Material provided —
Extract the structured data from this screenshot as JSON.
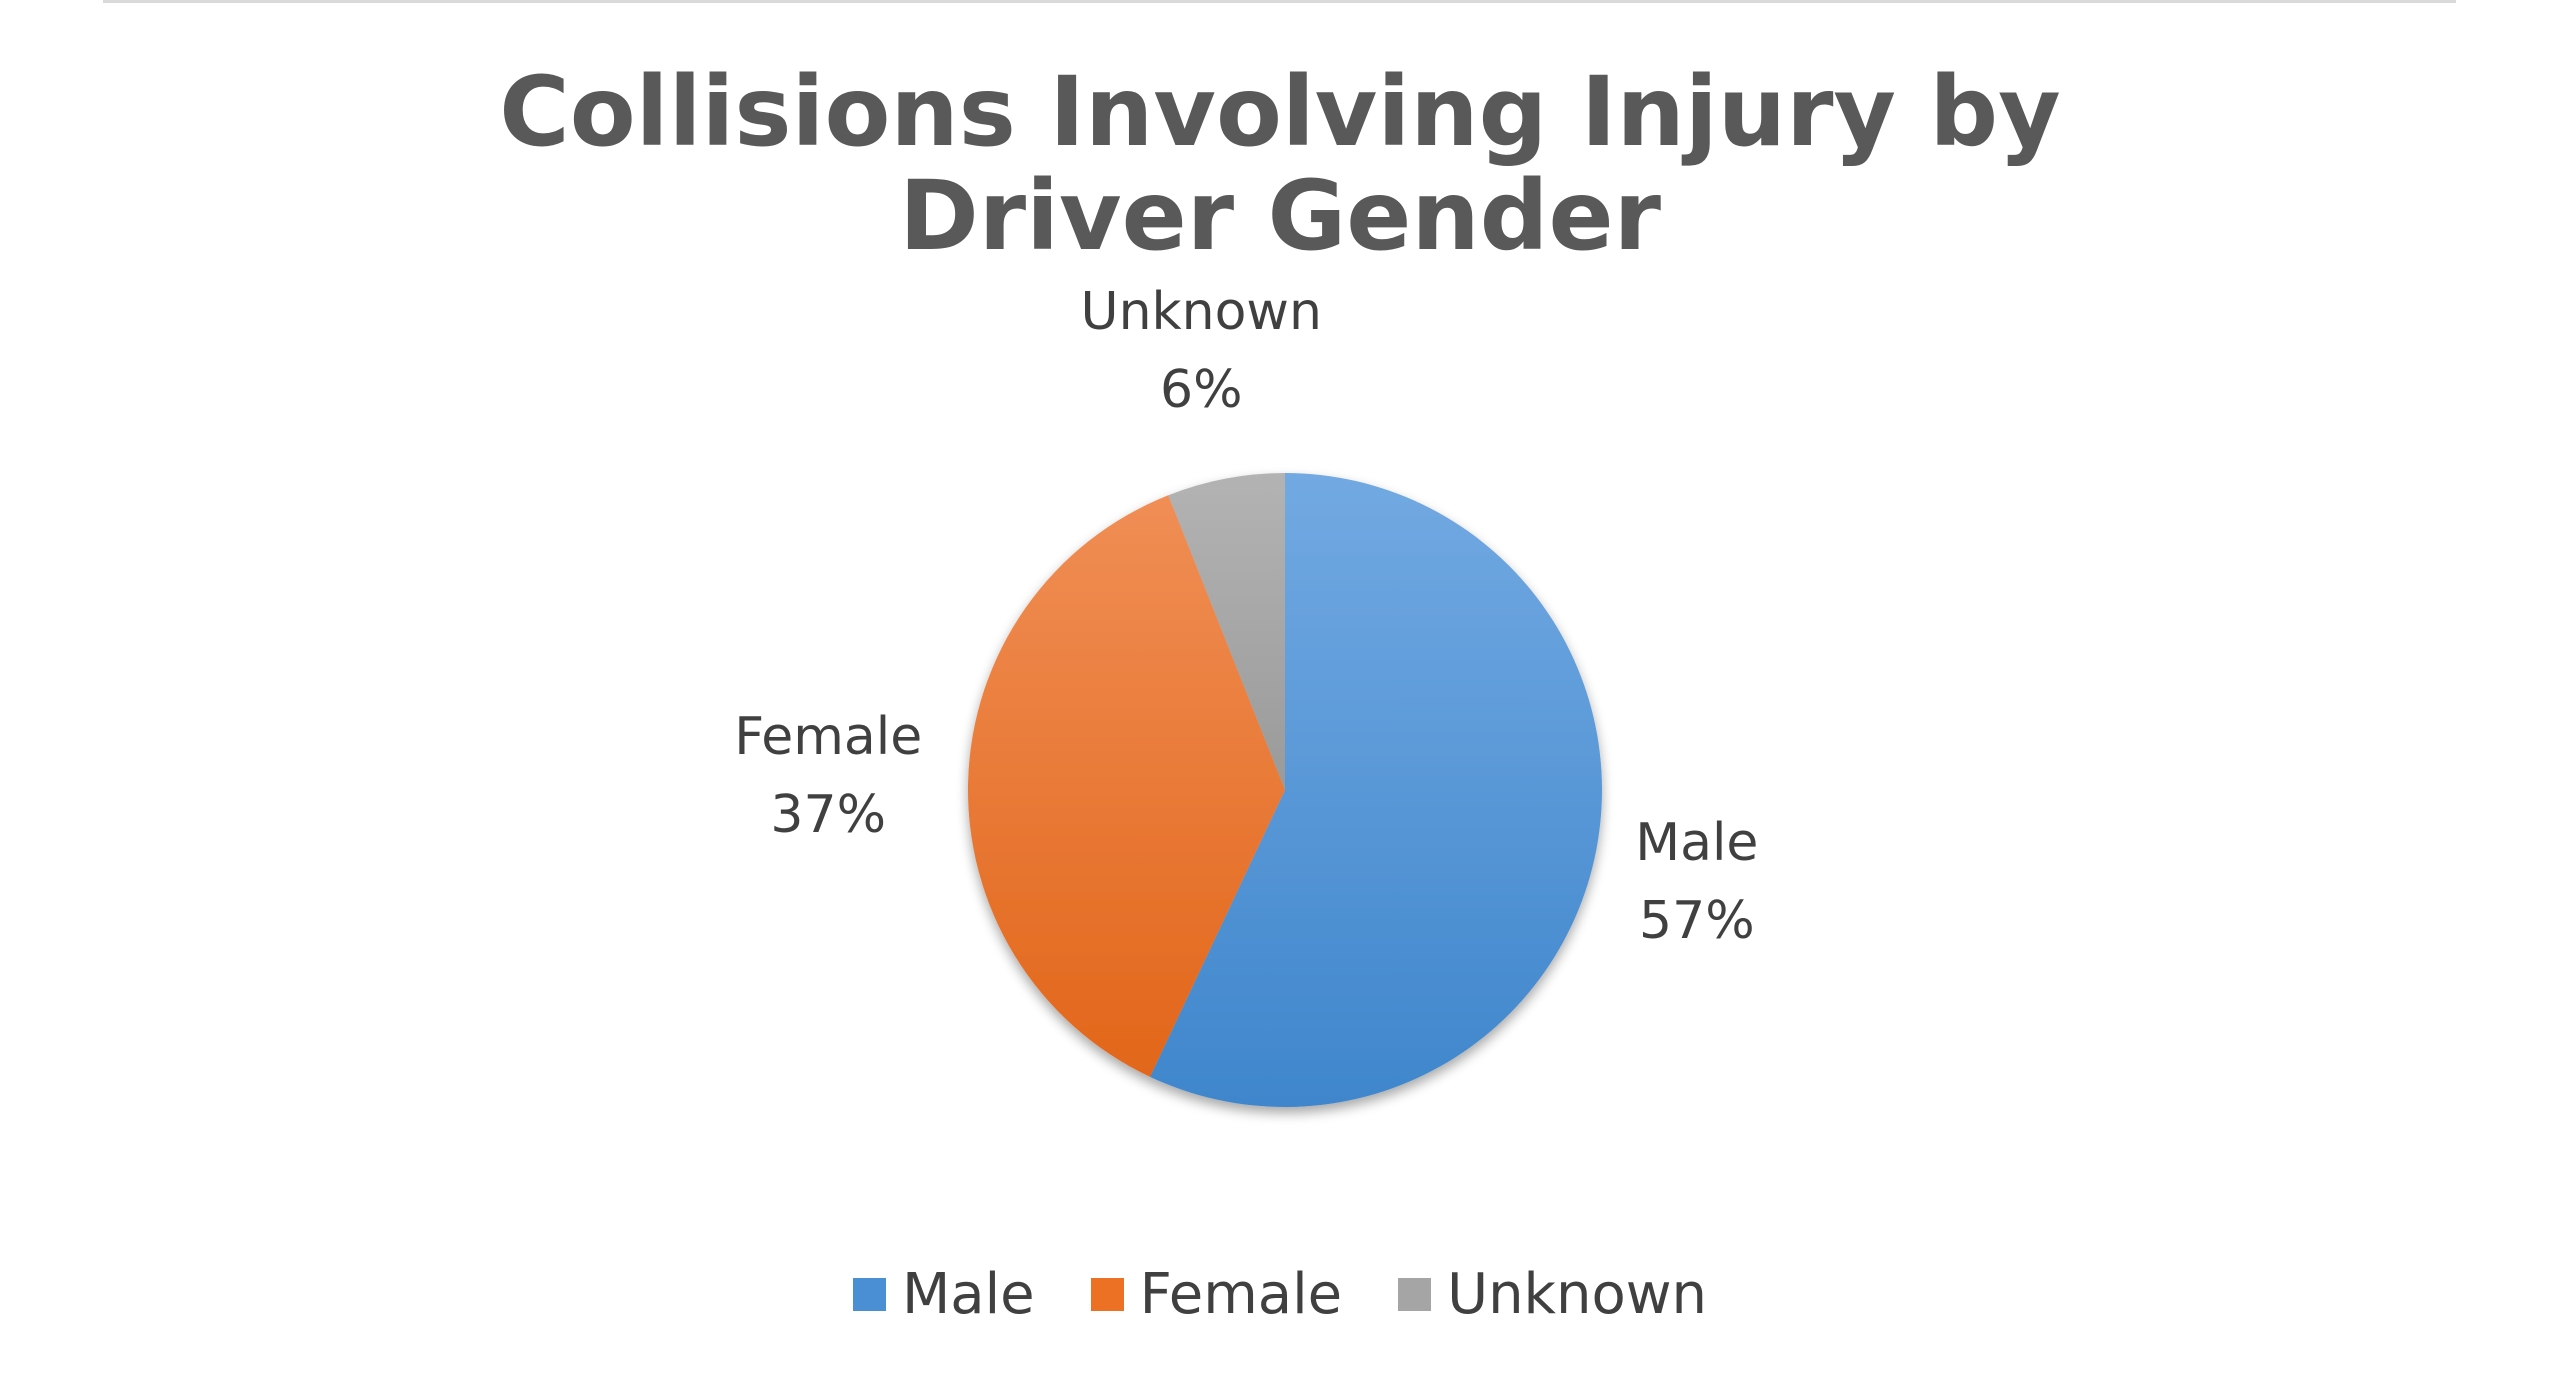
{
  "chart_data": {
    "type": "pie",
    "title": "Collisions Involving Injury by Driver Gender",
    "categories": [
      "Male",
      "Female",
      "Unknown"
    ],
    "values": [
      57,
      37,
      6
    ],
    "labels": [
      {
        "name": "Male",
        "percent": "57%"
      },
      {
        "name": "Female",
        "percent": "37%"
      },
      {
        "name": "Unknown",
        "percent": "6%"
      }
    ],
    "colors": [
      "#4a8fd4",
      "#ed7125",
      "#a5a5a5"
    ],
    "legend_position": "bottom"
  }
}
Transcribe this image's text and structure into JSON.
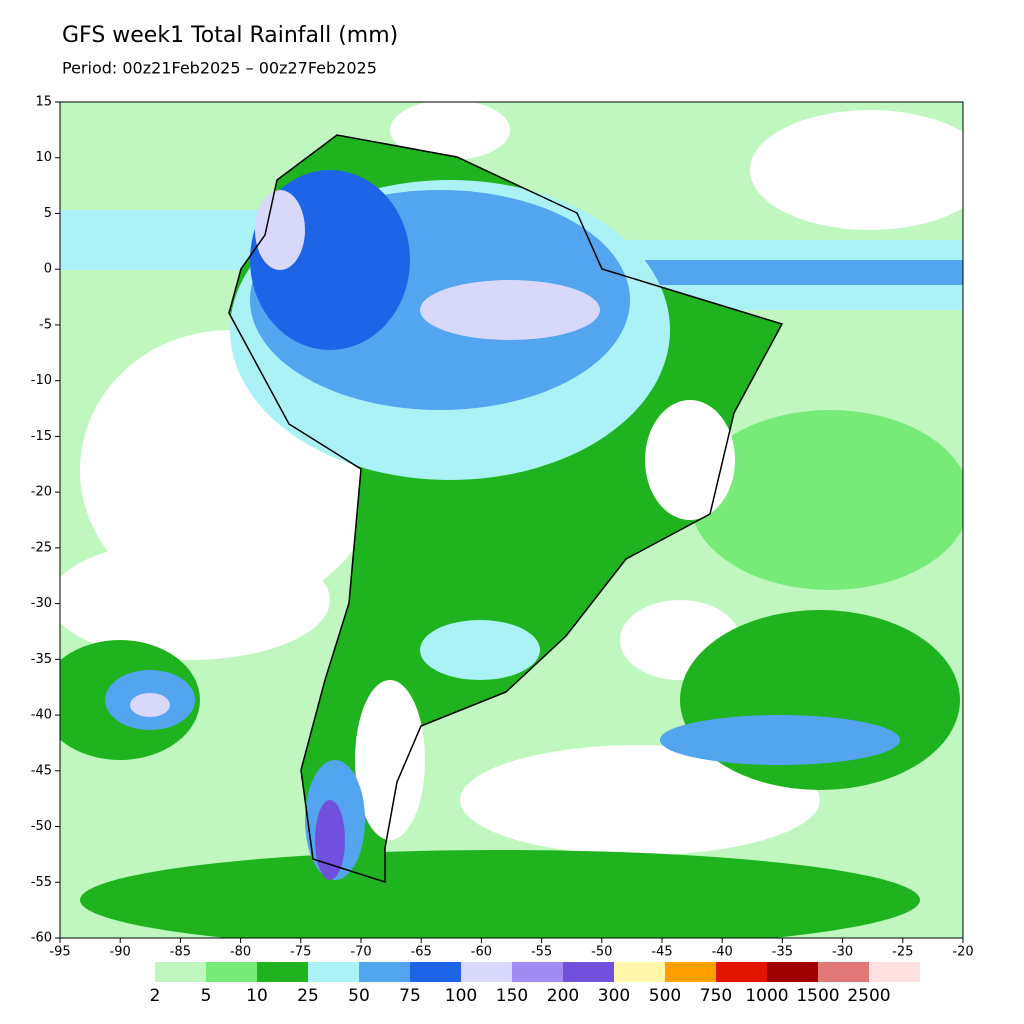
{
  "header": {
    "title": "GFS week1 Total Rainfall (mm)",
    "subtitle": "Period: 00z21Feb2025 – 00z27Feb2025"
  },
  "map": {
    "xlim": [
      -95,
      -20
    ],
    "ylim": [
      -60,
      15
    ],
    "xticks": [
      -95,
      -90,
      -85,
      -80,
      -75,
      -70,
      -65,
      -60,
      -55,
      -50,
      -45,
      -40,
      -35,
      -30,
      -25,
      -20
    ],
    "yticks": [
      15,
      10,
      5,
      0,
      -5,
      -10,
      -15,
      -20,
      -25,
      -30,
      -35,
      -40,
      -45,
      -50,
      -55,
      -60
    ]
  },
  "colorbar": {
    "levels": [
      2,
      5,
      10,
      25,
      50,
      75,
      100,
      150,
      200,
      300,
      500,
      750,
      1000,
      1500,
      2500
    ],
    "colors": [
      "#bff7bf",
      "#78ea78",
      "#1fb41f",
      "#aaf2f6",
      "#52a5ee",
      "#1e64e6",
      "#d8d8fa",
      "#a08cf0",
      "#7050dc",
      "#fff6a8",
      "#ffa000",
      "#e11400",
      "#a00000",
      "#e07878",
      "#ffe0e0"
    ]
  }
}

Request —
Locate all lines that include the word "this" and copy them out.

Full response —
Extract the structured data from this screenshot as JSON.
Transcribe this image's text and structure into JSON.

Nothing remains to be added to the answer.